Job.
Read the records below. Copy each line where the string "type" occurs.

Data supplied.

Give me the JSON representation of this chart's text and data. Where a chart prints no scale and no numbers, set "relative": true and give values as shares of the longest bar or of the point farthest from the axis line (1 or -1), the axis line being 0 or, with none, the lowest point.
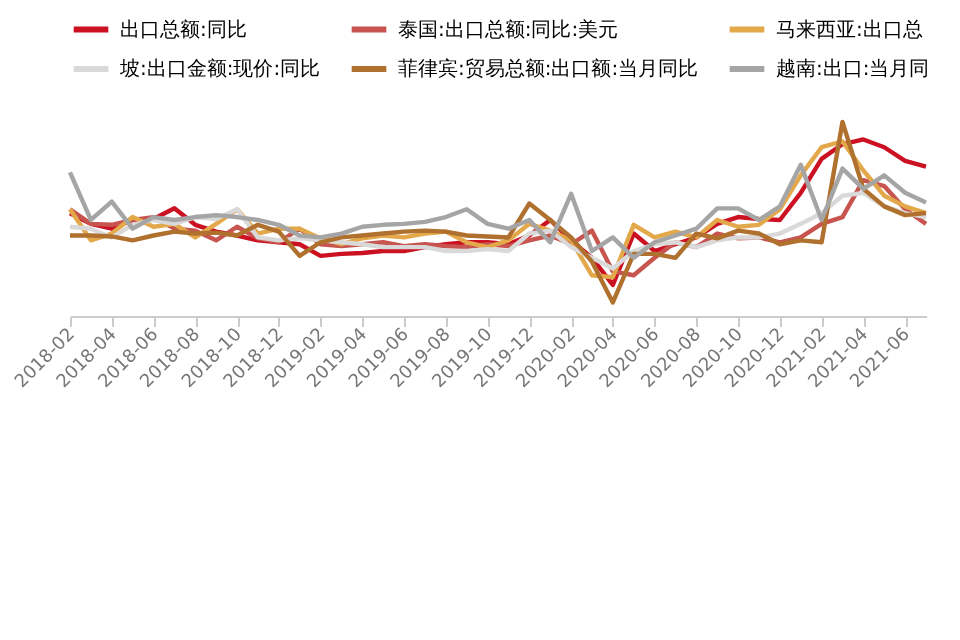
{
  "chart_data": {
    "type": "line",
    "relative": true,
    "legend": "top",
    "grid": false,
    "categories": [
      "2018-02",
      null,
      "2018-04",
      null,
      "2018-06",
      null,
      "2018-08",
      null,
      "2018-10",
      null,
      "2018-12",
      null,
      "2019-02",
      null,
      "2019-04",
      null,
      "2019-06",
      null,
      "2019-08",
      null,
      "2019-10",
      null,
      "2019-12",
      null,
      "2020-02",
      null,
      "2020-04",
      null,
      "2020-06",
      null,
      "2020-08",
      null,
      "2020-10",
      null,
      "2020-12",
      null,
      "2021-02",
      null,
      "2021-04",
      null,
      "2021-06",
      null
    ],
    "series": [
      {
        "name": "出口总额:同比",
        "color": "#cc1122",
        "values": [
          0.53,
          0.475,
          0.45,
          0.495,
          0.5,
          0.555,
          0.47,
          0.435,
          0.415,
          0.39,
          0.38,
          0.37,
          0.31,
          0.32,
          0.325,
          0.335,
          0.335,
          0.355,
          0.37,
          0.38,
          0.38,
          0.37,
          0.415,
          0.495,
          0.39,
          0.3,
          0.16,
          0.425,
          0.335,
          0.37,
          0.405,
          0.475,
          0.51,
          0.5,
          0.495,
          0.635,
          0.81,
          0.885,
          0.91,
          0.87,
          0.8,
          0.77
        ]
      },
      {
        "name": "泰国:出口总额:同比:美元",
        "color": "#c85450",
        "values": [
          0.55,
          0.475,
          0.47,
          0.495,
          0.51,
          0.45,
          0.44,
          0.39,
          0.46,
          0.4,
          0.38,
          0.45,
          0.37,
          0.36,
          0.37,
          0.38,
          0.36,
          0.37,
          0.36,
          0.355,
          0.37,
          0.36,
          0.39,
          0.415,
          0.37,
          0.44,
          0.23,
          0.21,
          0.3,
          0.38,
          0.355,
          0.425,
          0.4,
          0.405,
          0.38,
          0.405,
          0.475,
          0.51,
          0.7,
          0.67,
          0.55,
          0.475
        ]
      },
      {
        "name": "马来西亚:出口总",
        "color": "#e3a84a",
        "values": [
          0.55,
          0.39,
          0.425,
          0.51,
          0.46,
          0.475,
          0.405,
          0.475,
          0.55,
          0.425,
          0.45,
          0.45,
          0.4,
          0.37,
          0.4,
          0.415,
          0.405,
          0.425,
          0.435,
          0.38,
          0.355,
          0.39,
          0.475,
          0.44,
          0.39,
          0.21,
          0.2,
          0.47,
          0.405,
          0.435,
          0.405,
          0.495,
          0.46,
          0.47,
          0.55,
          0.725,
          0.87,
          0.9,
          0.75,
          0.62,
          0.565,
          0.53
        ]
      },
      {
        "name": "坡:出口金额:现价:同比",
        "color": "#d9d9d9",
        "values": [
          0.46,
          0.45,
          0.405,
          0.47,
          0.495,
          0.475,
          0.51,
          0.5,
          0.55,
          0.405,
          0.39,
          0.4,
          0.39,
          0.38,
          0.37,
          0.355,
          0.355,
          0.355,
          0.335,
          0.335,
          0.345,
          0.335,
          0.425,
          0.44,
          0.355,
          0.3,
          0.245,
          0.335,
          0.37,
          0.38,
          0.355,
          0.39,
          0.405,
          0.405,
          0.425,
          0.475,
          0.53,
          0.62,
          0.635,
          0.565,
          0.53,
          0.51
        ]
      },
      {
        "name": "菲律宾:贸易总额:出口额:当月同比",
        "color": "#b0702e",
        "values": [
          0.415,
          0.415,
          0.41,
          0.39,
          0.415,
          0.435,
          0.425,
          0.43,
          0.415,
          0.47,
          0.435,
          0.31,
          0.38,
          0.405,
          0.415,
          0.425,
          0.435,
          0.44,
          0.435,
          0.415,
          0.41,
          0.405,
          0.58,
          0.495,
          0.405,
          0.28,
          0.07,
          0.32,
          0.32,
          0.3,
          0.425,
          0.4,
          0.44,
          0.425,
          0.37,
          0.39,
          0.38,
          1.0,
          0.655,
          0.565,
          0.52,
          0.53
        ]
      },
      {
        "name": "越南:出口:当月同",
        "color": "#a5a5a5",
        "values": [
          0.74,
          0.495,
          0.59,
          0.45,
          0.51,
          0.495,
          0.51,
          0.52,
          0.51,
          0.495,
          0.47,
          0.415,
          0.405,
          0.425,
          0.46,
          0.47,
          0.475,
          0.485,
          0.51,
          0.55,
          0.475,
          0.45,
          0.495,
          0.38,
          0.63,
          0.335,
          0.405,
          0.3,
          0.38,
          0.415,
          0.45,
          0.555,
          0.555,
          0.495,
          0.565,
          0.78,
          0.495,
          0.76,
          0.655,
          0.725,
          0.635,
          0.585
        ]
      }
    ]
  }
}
* * *
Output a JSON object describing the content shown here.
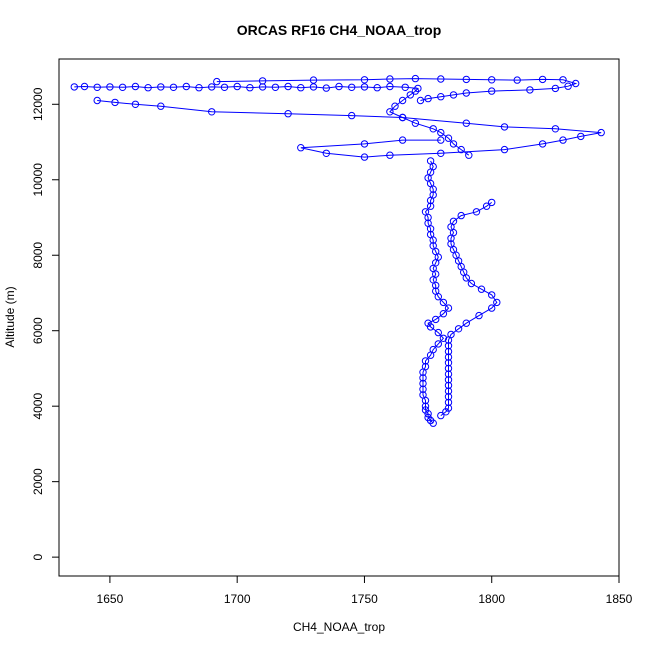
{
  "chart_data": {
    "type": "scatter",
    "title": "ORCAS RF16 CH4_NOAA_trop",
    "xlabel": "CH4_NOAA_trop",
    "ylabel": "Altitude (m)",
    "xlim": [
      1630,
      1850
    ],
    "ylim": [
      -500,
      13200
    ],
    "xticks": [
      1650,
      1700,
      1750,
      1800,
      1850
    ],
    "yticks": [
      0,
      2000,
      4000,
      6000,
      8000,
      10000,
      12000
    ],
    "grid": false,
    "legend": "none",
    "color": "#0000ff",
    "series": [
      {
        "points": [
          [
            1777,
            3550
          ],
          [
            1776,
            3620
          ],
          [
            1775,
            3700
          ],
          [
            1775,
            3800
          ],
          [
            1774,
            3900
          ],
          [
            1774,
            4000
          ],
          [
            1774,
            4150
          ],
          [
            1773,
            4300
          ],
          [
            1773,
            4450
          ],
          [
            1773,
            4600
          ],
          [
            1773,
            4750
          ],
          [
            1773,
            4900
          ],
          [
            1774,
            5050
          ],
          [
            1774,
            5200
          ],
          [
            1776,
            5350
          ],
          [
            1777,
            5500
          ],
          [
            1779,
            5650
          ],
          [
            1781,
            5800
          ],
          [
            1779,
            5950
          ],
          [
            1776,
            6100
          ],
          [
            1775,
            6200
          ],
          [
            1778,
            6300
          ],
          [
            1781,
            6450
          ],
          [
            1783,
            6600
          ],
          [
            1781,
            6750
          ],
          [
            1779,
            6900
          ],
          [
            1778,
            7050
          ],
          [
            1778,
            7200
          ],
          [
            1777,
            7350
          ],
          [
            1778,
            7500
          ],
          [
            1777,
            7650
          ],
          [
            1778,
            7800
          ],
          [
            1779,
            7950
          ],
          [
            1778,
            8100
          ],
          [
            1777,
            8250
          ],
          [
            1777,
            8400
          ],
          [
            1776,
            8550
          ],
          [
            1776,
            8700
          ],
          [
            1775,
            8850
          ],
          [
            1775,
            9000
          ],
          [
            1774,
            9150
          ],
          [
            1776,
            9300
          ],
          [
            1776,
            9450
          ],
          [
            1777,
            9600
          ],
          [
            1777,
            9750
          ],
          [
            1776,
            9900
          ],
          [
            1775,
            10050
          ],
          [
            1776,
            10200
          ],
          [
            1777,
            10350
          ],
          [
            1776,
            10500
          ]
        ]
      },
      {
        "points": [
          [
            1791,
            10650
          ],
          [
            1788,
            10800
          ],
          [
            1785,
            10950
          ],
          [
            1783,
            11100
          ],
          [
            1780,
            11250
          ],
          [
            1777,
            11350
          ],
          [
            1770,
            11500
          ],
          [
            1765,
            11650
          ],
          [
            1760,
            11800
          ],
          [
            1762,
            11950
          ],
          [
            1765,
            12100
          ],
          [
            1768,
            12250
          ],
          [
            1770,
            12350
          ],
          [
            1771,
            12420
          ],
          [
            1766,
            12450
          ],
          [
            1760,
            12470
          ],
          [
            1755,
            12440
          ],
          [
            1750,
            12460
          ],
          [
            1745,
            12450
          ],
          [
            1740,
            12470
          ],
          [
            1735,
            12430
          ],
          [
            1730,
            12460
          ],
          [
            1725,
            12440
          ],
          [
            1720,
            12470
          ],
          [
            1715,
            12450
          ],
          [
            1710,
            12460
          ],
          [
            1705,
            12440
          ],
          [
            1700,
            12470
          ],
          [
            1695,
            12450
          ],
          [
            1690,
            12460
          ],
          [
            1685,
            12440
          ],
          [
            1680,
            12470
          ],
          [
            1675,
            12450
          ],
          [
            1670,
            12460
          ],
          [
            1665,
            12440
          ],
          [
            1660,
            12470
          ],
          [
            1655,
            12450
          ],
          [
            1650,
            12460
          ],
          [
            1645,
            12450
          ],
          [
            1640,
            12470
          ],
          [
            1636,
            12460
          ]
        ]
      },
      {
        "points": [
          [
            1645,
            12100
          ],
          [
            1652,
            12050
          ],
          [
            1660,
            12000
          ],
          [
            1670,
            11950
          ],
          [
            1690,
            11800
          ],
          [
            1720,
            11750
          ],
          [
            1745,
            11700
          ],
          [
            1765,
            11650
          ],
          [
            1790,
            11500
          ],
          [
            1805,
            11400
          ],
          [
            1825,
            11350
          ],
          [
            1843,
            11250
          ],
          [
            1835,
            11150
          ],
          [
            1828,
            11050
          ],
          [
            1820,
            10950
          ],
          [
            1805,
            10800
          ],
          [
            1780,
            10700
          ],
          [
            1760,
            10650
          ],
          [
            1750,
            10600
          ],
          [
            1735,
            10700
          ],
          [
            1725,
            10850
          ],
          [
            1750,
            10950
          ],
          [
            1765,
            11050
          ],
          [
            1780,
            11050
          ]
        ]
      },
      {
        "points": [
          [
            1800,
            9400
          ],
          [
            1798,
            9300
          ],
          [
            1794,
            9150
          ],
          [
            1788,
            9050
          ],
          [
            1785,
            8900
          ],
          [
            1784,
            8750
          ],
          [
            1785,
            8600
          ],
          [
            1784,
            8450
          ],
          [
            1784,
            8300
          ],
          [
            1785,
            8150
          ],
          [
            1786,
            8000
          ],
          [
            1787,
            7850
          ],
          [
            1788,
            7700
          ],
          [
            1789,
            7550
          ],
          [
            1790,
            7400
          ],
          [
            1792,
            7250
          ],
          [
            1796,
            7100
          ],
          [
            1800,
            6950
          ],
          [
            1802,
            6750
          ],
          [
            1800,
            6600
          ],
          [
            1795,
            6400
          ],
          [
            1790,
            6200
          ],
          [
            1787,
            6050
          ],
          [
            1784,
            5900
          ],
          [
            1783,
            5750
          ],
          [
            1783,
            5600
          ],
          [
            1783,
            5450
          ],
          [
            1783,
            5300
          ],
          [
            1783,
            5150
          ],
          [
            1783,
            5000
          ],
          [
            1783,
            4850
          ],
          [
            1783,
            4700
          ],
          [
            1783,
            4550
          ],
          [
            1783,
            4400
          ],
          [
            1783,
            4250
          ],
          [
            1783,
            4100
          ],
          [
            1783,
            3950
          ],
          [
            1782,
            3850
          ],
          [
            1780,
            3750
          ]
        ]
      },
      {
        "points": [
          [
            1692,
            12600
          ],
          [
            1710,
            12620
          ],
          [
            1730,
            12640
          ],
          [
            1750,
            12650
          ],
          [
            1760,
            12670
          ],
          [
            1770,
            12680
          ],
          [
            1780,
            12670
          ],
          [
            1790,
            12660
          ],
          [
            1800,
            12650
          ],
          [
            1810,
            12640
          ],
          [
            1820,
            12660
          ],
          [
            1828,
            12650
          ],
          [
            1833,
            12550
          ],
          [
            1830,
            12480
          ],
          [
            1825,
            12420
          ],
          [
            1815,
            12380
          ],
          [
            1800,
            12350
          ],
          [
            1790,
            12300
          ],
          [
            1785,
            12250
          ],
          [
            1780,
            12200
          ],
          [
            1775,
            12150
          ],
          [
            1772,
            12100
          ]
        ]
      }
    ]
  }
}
...
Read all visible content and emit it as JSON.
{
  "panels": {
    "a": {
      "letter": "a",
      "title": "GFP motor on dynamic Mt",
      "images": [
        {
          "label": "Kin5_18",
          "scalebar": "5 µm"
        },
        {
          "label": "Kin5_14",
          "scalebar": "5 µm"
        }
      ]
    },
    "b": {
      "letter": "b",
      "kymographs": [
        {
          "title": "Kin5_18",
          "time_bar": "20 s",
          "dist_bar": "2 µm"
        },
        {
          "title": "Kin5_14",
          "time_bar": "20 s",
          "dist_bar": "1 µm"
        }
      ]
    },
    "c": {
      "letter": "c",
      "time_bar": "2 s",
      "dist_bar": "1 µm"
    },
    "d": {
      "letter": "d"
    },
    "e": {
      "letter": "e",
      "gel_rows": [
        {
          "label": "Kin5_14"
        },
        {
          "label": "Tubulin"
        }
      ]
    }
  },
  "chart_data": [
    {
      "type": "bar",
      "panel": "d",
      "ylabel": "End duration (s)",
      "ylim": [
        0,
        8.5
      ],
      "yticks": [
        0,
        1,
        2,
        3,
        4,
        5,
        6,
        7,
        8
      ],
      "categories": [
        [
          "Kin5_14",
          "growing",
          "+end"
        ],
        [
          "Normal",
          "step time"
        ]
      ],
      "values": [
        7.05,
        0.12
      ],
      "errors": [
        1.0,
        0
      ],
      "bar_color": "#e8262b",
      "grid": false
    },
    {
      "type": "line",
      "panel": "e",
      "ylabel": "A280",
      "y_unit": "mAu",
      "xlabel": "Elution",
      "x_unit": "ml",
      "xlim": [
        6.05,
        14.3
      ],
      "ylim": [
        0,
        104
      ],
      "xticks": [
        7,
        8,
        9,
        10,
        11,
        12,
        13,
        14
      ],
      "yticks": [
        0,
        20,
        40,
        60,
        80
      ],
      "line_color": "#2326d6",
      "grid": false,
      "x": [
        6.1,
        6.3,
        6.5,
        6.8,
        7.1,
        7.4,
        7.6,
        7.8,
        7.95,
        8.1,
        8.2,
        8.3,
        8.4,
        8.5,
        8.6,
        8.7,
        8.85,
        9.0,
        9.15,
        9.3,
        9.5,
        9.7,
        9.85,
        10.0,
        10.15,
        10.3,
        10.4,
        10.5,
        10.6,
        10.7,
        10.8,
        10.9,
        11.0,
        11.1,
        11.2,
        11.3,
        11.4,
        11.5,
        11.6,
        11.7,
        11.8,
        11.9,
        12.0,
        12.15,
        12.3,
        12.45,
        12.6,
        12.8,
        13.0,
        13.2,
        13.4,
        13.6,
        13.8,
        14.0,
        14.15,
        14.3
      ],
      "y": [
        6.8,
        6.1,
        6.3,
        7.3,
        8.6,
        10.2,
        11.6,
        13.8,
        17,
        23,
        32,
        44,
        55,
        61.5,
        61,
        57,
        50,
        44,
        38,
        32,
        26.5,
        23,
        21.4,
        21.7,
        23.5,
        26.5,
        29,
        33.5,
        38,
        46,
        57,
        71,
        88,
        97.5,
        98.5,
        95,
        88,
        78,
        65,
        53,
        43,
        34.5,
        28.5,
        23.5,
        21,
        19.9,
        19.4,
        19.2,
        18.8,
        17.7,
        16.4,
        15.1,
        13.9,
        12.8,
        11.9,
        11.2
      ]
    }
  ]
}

Task result.
    "type": "line",
    "type": "scatter",
      "type": "bar",
      "type": "line",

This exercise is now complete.